**Given request**
Omit the images. Copy each entry word for word.

** Start Material supplied **

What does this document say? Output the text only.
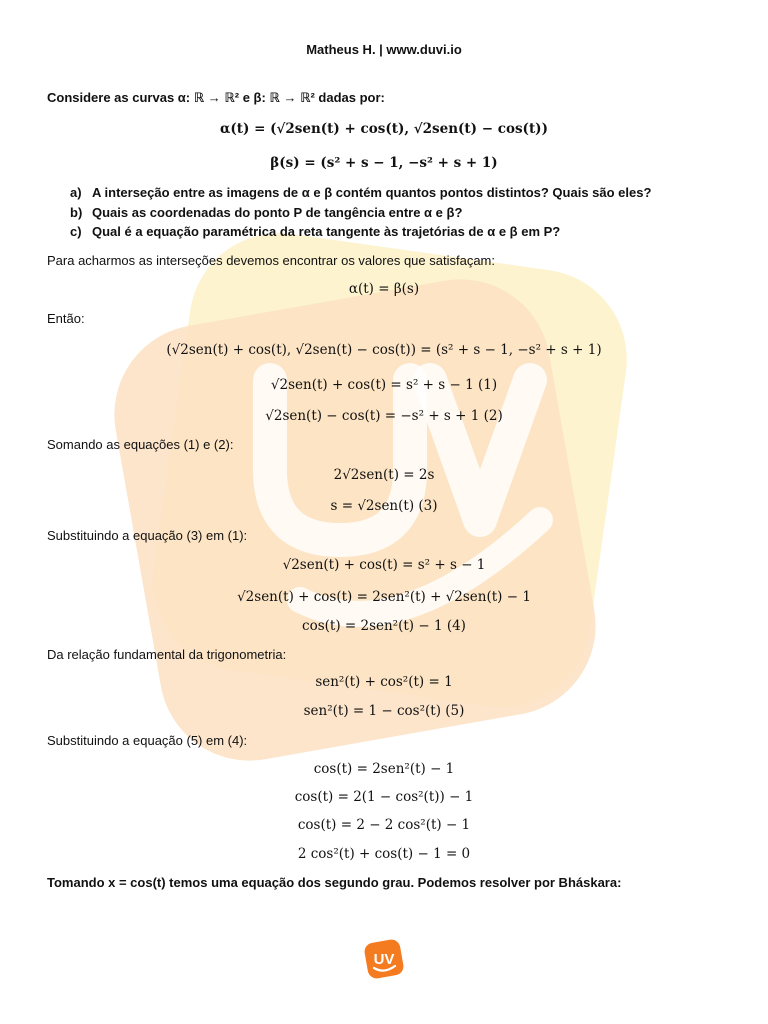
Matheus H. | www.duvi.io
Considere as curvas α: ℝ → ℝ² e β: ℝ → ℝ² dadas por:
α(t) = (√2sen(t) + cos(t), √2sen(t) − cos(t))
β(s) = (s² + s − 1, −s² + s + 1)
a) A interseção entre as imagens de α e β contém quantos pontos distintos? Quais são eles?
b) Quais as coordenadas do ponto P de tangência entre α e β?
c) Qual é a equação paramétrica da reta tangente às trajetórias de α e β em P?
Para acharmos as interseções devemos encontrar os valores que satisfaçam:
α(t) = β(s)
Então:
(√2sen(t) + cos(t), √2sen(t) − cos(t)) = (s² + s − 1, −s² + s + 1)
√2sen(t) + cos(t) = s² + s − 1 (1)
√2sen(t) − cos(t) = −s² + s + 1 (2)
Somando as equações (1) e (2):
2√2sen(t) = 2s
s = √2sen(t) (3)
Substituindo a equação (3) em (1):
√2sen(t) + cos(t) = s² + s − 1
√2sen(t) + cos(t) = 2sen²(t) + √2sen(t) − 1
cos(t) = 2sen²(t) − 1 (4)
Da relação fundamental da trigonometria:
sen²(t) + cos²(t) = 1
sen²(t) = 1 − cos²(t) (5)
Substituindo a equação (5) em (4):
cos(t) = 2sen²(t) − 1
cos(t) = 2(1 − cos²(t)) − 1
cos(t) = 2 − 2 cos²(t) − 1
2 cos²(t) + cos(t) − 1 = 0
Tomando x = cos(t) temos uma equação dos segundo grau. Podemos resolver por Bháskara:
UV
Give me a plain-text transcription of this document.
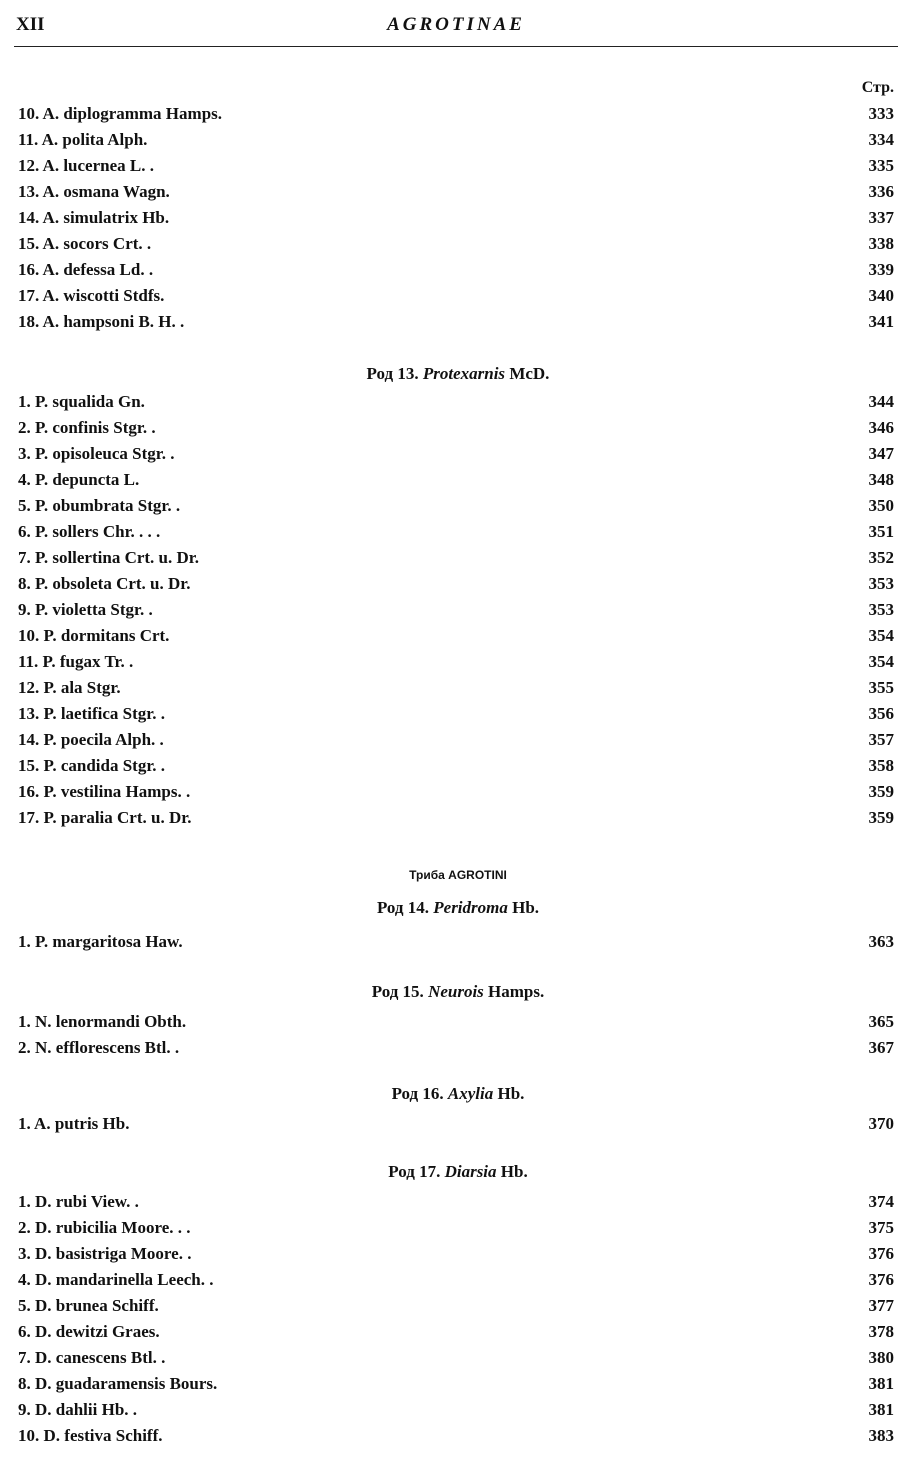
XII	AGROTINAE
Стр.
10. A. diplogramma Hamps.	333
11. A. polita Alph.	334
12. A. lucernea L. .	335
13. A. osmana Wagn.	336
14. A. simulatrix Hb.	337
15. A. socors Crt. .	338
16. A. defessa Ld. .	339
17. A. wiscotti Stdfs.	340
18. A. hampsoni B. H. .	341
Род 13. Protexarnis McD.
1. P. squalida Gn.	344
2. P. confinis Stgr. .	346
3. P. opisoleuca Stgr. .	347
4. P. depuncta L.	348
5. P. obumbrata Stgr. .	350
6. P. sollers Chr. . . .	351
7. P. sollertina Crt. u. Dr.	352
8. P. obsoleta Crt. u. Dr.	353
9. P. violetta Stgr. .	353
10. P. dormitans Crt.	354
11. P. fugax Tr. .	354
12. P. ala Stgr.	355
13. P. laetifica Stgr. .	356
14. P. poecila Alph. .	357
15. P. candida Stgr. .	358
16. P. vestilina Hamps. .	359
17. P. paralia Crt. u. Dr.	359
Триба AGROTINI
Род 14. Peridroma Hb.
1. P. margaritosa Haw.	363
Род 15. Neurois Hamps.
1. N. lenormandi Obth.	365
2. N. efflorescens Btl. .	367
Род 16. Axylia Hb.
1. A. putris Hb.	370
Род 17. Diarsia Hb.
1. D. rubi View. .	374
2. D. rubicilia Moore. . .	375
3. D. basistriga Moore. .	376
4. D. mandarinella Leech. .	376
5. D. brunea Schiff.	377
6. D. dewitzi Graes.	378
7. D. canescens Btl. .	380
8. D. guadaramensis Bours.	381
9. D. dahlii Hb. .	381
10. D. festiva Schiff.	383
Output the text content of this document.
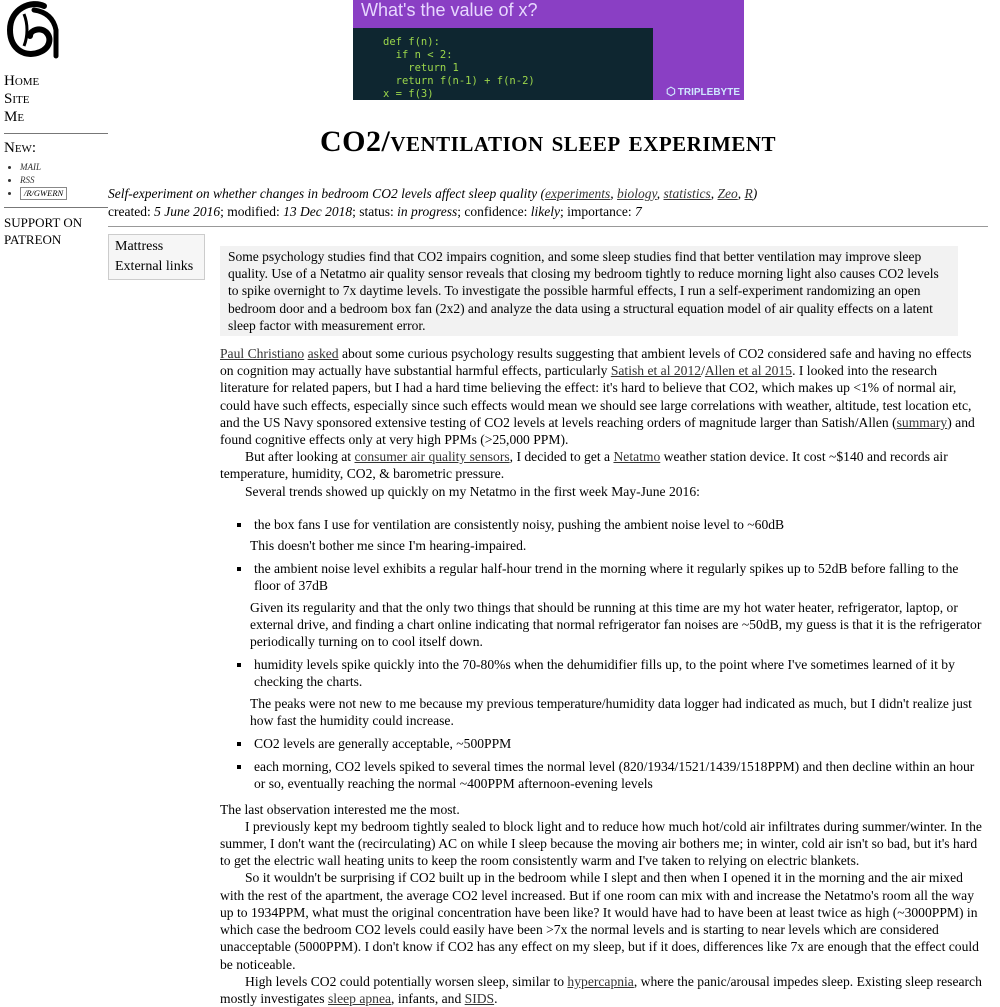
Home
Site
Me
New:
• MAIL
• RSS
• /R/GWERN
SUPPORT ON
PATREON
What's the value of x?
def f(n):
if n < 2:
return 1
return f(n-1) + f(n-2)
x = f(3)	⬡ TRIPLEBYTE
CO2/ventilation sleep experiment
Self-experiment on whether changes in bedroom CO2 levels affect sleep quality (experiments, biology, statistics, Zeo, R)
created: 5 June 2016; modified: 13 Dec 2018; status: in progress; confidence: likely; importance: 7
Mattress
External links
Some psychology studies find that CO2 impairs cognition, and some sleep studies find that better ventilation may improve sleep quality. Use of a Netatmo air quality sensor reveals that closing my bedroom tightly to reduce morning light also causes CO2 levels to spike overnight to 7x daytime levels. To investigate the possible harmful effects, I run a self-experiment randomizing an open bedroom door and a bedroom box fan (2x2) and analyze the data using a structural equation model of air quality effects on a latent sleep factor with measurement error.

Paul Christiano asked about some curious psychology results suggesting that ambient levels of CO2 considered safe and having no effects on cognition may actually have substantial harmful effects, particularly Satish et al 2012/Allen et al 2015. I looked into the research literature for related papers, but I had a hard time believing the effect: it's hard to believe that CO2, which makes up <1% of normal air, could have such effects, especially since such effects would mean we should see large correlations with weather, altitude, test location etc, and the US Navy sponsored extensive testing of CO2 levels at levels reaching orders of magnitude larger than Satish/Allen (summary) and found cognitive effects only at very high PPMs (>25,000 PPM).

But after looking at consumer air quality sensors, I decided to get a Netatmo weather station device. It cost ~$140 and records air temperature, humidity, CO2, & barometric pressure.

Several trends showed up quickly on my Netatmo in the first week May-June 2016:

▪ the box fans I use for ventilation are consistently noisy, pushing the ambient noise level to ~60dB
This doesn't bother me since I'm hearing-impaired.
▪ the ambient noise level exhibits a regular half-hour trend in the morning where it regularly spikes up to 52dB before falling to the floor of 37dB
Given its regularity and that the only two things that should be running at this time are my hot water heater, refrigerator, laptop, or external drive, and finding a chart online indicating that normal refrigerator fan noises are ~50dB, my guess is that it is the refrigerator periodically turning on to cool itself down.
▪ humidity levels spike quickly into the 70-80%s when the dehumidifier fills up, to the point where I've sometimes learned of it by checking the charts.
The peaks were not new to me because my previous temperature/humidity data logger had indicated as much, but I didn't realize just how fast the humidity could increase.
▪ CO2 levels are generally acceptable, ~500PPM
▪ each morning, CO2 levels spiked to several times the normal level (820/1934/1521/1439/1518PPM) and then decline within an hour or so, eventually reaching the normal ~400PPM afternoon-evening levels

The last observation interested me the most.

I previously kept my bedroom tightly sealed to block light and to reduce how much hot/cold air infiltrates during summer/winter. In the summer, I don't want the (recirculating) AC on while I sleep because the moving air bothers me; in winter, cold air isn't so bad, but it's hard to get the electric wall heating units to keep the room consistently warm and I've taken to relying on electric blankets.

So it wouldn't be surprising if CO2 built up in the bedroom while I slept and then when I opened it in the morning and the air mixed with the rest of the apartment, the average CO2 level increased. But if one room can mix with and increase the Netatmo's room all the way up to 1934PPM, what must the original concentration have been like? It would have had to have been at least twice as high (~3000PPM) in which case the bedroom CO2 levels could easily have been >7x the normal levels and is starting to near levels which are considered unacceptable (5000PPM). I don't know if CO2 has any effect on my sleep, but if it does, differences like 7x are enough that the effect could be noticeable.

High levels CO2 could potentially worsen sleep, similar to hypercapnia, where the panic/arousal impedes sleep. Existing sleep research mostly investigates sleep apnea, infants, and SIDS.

** End Material supplied **

**Task solution**
What does this document say? Output the text only.
Matheus H. | www.duvi.io
Considere as curvas α: ℝ → ℝ² e β: ℝ → ℝ² dadas por:
α(t) = (√2sen(t) + cos(t), √2sen(t) − cos(t))
β(s) = (s² + s − 1, −s² + s + 1)
a) A interseção entre as imagens de α e β contém quantos pontos distintos? Quais são eles?
b) Quais as coordenadas do ponto P de tangência entre α e β?
c) Qual é a equação paramétrica da reta tangente às trajetórias de α e β em P?
Para acharmos as interseções devemos encontrar os valores que satisfaçam:
α(t) = β(s)
Então:
(√2sen(t) + cos(t), √2sen(t) − cos(t)) = (s² + s − 1, −s² + s + 1)
√2sen(t) + cos(t) = s² + s − 1 (1)
√2sen(t) − cos(t) = −s² + s + 1 (2)
Somando as equações (1) e (2):
2√2sen(t) = 2s
s = √2sen(t) (3)
Substituindo a equação (3) em (1):
√2sen(t) + cos(t) = s² + s − 1
√2sen(t) + cos(t) = 2sen²(t) + √2sen(t) − 1
cos(t) = 2sen²(t) − 1 (4)
Da relação fundamental da trigonometria:
sen²(t) + cos²(t) = 1
sen²(t) = 1 − cos²(t) (5)
Substituindo a equação (5) em (4):
cos(t) = 2sen²(t) − 1
cos(t) = 2(1 − cos²(t)) − 1
cos(t) = 2 − 2 cos²(t) − 1
2 cos²(t) + cos(t) − 1 = 0
Tomando x = cos(t) temos uma equação dos segundo grau. Podemos resolver por Bháskara:
UV
Give me a plain-text transcription of this document.
XII	AGROTINAE
Стр.
10. A. diplogramma Hamps.	333
11. A. polita Alph.	334
12. A. lucernea L. .	335
13. A. osmana Wagn.	336
14. A. simulatrix Hb.	337
15. A. socors Crt. .	338
16. A. defessa Ld. .	339
17. A. wiscotti Stdfs.	340
18. A. hampsoni B. H. .	341
Род 13. Protexarnis McD.
1. P. squalida Gn.	344
2. P. confinis Stgr. .	346
3. P. opisoleuca Stgr. .	347
4. P. depuncta L.	348
5. P. obumbrata Stgr. .	350
6. P. sollers Chr. . . .	351
7. P. sollertina Crt. u. Dr.	352
8. P. obsoleta Crt. u. Dr.	353
9. P. violetta Stgr. .	353
10. P. dormitans Crt.	354
11. P. fugax Tr. .	354
12. P. ala Stgr.	355
13. P. laetifica Stgr. .	356
14. P. poecila Alph. .	357
15. P. candida Stgr. .	358
16. P. vestilina Hamps. .	359
17. P. paralia Crt. u. Dr.	359
Триба AGROTINI
Род 14. Peridroma Hb.
1. P. margaritosa Haw.	363
Род 15. Neurois Hamps.
1. N. lenormandi Obth.	365
2. N. efflorescens Btl. .	367
Род 16. Axylia Hb.
1. A. putris Hb.	370
Род 17. Diarsia Hb.
1. D. rubi View. .	374
2. D. rubicilia Moore. . .	375
3. D. basistriga Moore. .	376
4. D. mandarinella Leech. .	376
5. D. brunea Schiff.	377
6. D. dewitzi Graes.	378
7. D. canescens Btl. .	380
8. D. guadaramensis Bours.	381
9. D. dahlii Hb. .	381
10. D. festiva Schiff.	383
Output the text content of this document.
Home
Site
Me
New:
• MAIL
• RSS
• /R/GWERN
SUPPORT ON
PATREON
What's the value of x?
def f(n):
if n < 2:
return 1
return f(n-1) + f(n-2)
x = f(3)	⬡ TRIPLEBYTE
CO2/ventilation sleep experiment
Self-experiment on whether changes in bedroom CO2 levels affect sleep quality (experiments, biology, statistics, Zeo, R)
created: 5 June 2016; modified: 13 Dec 2018; status: in progress; confidence: likely; importance: 7
Mattress
External links
Some psychology studies find that CO2 impairs cognition, and some sleep studies find that better ventilation may improve sleep quality. Use of a Netatmo air quality sensor reveals that closing my bedroom tightly to reduce morning light also causes CO2 levels to spike overnight to 7x daytime levels. To investigate the possible harmful effects, I run a self-experiment randomizing an open bedroom door and a bedroom box fan (2x2) and analyze the data using a structural equation model of air quality effects on a latent sleep factor with measurement error.

Paul Christiano asked about some curious psychology results suggesting that ambient levels of CO2 considered safe and having no effects on cognition may actually have substantial harmful effects, particularly Satish et al 2012/Allen et al 2015. I looked into the research literature for related papers, but I had a hard time believing the effect: it's hard to believe that CO2, which makes up <1% of normal air, could have such effects, especially since such effects would mean we should see large correlations with weather, altitude, test location etc, and the US Navy sponsored extensive testing of CO2 levels at levels reaching orders of magnitude larger than Satish/Allen (summary) and found cognitive effects only at very high PPMs (>25,000 PPM).

But after looking at consumer air quality sensors, I decided to get a Netatmo weather station device. It cost ~$140 and records air temperature, humidity, CO2, & barometric pressure.

Several trends showed up quickly on my Netatmo in the first week May-June 2016:

▪ the box fans I use for ventilation are consistently noisy, pushing the ambient noise level to ~60dB
This doesn't bother me since I'm hearing-impaired.
▪ the ambient noise level exhibits a regular half-hour trend in the morning where it regularly spikes up to 52dB before falling to the floor of 37dB
Given its regularity and that the only two things that should be running at this time are my hot water heater, refrigerator, laptop, or external drive, and finding a chart online indicating that normal refrigerator fan noises are ~50dB, my guess is that it is the refrigerator periodically turning on to cool itself down.
▪ humidity levels spike quickly into the 70-80%s when the dehumidifier fills up, to the point where I've sometimes learned of it by checking the charts.
The peaks were not new to me because my previous temperature/humidity data logger had indicated as much, but I didn't realize just how fast the humidity could increase.
▪ CO2 levels are generally acceptable, ~500PPM
▪ each morning, CO2 levels spiked to several times the normal level (820/1934/1521/1439/1518PPM) and then decline within an hour or so, eventually reaching the normal ~400PPM afternoon-evening levels

The last observation interested me the most.

I previously kept my bedroom tightly sealed to block light and to reduce how much hot/cold air infiltrates during summer/winter. In the summer, I don't want the (recirculating) AC on while I sleep because the moving air bothers me; in winter, cold air isn't so bad, but it's hard to get the electric wall heating units to keep the room consistently warm and I've taken to relying on electric blankets.

So it wouldn't be surprising if CO2 built up in the bedroom while I slept and then when I opened it in the morning and the air mixed with the rest of the apartment, the average CO2 level increased. But if one room can mix with and increase the Netatmo's room all the way up to 1934PPM, what must the original concentration have been like? It would have had to have been at least twice as high (~3000PPM) in which case the bedroom CO2 levels could easily have been >7x the normal levels and is starting to near levels which are considered unacceptable (5000PPM). I don't know if CO2 has any effect on my sleep, but if it does, differences like 7x are enough that the effect could be noticeable.

High levels CO2 could potentially worsen sleep, similar to hypercapnia, where the panic/arousal impedes sleep. Existing sleep research mostly investigates sleep apnea, infants, and SIDS.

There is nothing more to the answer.